▶ [Instructions for the task]
Tally every line of the listing below that holds "Model", then give the tally alone.

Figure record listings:
<<<<
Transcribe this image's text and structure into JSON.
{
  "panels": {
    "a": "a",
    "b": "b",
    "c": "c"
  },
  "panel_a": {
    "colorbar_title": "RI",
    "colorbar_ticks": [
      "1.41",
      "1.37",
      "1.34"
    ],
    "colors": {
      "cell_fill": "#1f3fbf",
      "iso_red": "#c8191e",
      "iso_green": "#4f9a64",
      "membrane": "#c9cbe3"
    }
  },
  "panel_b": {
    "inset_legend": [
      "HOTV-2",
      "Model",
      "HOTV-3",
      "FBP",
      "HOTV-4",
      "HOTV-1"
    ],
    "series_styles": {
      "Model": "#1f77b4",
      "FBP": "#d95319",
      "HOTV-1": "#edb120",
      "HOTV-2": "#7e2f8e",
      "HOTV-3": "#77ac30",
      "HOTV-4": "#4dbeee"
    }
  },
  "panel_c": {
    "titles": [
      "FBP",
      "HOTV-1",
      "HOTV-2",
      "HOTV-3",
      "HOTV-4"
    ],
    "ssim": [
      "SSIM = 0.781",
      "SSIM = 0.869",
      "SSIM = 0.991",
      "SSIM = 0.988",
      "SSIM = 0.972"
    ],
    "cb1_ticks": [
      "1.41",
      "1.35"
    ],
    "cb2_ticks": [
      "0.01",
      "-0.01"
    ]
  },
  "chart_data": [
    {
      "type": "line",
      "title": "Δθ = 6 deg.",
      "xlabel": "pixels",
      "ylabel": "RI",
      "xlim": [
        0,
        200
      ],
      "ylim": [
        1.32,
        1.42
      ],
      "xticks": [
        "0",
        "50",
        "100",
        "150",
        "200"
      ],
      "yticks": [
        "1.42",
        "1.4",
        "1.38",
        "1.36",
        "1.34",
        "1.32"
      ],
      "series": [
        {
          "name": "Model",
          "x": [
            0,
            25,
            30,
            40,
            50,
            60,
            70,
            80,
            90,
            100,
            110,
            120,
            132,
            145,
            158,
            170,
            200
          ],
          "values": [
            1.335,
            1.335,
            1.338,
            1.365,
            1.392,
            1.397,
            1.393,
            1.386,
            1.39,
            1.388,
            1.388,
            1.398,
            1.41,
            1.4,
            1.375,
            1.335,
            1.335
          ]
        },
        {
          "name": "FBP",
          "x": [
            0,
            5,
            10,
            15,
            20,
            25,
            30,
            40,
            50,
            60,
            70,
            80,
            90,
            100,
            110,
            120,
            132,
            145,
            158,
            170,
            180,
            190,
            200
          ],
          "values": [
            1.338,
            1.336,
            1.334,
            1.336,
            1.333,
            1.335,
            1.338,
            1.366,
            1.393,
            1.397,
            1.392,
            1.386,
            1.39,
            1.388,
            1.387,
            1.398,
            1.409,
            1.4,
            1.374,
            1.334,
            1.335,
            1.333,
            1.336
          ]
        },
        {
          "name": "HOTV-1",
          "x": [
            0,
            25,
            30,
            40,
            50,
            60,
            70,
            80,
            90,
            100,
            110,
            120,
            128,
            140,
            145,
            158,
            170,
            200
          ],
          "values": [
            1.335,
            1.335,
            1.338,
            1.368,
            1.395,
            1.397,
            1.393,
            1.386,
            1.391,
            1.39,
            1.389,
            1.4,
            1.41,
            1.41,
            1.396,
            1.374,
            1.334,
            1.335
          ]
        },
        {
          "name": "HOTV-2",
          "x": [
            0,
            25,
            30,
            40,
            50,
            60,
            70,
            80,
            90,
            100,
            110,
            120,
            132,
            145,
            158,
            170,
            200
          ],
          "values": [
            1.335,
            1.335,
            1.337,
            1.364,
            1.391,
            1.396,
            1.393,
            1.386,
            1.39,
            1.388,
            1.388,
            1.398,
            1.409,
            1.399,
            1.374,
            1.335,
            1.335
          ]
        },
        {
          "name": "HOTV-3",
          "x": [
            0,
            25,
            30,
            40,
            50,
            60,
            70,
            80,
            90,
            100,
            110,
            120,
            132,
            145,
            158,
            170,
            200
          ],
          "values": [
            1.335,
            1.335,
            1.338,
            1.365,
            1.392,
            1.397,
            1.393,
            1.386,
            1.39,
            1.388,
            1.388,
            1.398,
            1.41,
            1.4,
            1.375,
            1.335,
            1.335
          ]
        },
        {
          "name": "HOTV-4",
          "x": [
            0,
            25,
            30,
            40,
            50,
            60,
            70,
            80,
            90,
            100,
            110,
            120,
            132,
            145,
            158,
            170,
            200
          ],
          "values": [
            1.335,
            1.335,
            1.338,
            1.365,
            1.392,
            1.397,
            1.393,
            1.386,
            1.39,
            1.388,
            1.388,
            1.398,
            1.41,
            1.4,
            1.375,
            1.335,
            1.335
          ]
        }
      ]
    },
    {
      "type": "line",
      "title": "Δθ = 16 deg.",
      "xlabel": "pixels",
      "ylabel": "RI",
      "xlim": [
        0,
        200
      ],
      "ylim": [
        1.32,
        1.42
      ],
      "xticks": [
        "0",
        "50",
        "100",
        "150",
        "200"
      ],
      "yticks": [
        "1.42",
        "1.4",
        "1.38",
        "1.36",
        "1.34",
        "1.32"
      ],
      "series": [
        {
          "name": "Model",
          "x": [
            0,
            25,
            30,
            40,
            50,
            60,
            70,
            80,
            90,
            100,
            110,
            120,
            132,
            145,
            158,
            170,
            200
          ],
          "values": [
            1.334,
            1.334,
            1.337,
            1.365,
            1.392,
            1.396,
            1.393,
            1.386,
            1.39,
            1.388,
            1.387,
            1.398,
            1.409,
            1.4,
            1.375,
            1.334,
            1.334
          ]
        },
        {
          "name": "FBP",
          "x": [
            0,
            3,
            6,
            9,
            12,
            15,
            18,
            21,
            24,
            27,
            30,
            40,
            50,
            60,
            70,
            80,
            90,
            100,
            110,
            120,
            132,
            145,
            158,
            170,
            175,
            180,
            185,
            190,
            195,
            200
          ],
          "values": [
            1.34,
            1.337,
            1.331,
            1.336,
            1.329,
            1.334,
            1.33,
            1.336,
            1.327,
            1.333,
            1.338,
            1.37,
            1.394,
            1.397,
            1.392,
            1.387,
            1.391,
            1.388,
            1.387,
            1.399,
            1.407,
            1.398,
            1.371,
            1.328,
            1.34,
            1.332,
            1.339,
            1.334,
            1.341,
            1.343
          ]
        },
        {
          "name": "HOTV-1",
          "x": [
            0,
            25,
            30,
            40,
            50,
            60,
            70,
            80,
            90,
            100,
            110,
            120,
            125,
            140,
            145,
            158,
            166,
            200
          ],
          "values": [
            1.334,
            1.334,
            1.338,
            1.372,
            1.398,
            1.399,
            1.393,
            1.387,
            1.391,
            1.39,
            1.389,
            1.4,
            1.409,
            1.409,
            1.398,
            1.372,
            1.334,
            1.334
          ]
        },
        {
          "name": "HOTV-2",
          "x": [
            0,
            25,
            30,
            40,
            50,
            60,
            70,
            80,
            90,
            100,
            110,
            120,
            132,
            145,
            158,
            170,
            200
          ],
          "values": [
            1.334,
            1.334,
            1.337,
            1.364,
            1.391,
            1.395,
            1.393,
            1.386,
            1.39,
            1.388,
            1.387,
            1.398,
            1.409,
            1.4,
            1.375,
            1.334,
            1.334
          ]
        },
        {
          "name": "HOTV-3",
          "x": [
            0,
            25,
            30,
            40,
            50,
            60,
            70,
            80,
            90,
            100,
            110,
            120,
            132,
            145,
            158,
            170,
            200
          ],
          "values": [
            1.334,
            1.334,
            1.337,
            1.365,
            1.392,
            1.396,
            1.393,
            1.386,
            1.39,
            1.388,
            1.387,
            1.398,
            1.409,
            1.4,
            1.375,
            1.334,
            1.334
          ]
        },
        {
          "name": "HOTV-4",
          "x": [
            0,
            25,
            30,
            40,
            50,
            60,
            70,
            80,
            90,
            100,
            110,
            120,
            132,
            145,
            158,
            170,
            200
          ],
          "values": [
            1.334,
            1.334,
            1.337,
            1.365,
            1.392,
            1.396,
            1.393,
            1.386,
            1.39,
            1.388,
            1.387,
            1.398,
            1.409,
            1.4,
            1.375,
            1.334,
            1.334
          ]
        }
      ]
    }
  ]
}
>>>>
▶ [Correct result]
4